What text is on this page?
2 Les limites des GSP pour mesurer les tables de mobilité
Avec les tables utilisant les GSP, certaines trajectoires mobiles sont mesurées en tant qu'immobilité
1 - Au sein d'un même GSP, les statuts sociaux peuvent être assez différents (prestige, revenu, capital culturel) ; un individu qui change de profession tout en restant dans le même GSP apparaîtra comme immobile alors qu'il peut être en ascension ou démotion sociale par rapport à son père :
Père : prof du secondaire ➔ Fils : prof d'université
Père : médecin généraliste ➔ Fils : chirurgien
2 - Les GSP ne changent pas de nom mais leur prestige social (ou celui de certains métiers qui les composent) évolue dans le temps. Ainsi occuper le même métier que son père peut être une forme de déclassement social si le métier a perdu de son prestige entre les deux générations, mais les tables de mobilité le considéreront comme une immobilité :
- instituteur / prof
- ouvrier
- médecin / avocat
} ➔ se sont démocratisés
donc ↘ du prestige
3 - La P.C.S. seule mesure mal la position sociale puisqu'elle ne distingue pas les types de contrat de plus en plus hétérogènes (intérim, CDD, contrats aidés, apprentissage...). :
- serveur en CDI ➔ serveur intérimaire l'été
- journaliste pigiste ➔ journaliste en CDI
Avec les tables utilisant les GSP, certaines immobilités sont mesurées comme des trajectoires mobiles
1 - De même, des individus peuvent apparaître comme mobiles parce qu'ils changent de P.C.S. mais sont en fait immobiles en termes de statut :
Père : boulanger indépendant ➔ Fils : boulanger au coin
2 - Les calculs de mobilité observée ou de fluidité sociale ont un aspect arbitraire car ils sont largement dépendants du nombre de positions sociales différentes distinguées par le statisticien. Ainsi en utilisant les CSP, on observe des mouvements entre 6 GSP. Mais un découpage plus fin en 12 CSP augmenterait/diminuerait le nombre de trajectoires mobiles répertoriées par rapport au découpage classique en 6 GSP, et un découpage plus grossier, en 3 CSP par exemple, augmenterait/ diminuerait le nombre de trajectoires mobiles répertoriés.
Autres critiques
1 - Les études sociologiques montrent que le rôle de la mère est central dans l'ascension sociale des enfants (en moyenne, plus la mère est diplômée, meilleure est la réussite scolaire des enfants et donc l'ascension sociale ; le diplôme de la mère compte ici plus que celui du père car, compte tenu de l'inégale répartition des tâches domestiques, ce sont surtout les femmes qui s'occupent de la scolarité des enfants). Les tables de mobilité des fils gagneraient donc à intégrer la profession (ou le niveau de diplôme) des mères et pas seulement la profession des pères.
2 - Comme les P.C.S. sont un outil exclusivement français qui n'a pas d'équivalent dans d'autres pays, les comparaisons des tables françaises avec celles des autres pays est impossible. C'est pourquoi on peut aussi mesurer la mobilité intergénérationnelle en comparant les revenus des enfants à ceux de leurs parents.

Exercise aim
Return each line of the records above exactly as it reads.

Finished answer
What text is on this page?
2 Les limites des GSP pour mesurer les tables de mobilité
Avec les tables utilisant les GSP, certaines trajectoires mobiles sont mesurées en tant qu'immobilité
1 - Au sein d'un même GSP, les statuts sociaux peuvent être assez différents (prestige, revenu, capital culturel) ; un individu qui change de profession tout en restant dans le même GSP apparaîtra comme immobile alors qu'il peut être en ascension ou démotion sociale par rapport à son père :
Père : prof du secondaire ➔ Fils : prof d'université
Père : médecin généraliste ➔ Fils : chirurgien
2 - Les GSP ne changent pas de nom mais leur prestige social (ou celui de certains métiers qui les composent) évolue dans le temps. Ainsi occuper le même métier que son père peut être une forme de déclassement social si le métier a perdu de son prestige entre les deux générations, mais les tables de mobilité le considéreront comme une immobilité :
- instituteur / prof
- ouvrier
- médecin / avocat
} ➔ se sont démocratisés
donc ↘ du prestige
3 - La P.C.S. seule mesure mal la position sociale puisqu'elle ne distingue pas les types de contrat de plus en plus hétérogènes (intérim, CDD, contrats aidés, apprentissage...). :
- serveur en CDI ➔ serveur intérimaire l'été
- journaliste pigiste ➔ journaliste en CDI
Avec les tables utilisant les GSP, certaines immobilités sont mesurées comme des trajectoires mobiles
1 - De même, des individus peuvent apparaître comme mobiles parce qu'ils changent de P.C.S. mais sont en fait immobiles en termes de statut :
Père : boulanger indépendant ➔ Fils : boulanger au coin
2 - Les calculs de mobilité observée ou de fluidité sociale ont un aspect arbitraire car ils sont largement dépendants du nombre de positions sociales différentes distinguées par le statisticien. Ainsi en utilisant les CSP, on observe des mouvements entre 6 GSP. Mais un découpage plus fin en 12 CSP augmenterait/diminuerait le nombre de trajectoires mobiles répertoriées par rapport au découpage classique en 6 GSP, et un découpage plus grossier, en 3 CSP par exemple, augmenterait/ diminuerait le nombre de trajectoires mobiles répertoriés.
Autres critiques
1 - Les études sociologiques montrent que le rôle de la mère est central dans l'ascension sociale des enfants (en moyenne, plus la mère est diplômée, meilleure est la réussite scolaire des enfants et donc l'ascension sociale ; le diplôme de la mère compte ici plus que celui du père car, compte tenu de l'inégale répartition des tâches domestiques, ce sont surtout les femmes qui s'occupent de la scolarité des enfants). Les tables de mobilité des fils gagneraient donc à intégrer la profession (ou le niveau de diplôme) des mères et pas seulement la profession des pères.
2 - Comme les P.C.S. sont un outil exclusivement français qui n'a pas d'équivalent dans d'autres pays, les comparaisons des tables françaises avec celles des autres pays est impossible. C'est pourquoi on peut aussi mesurer la mobilité intergénérationnelle en comparant les revenus des enfants à ceux de leurs parents.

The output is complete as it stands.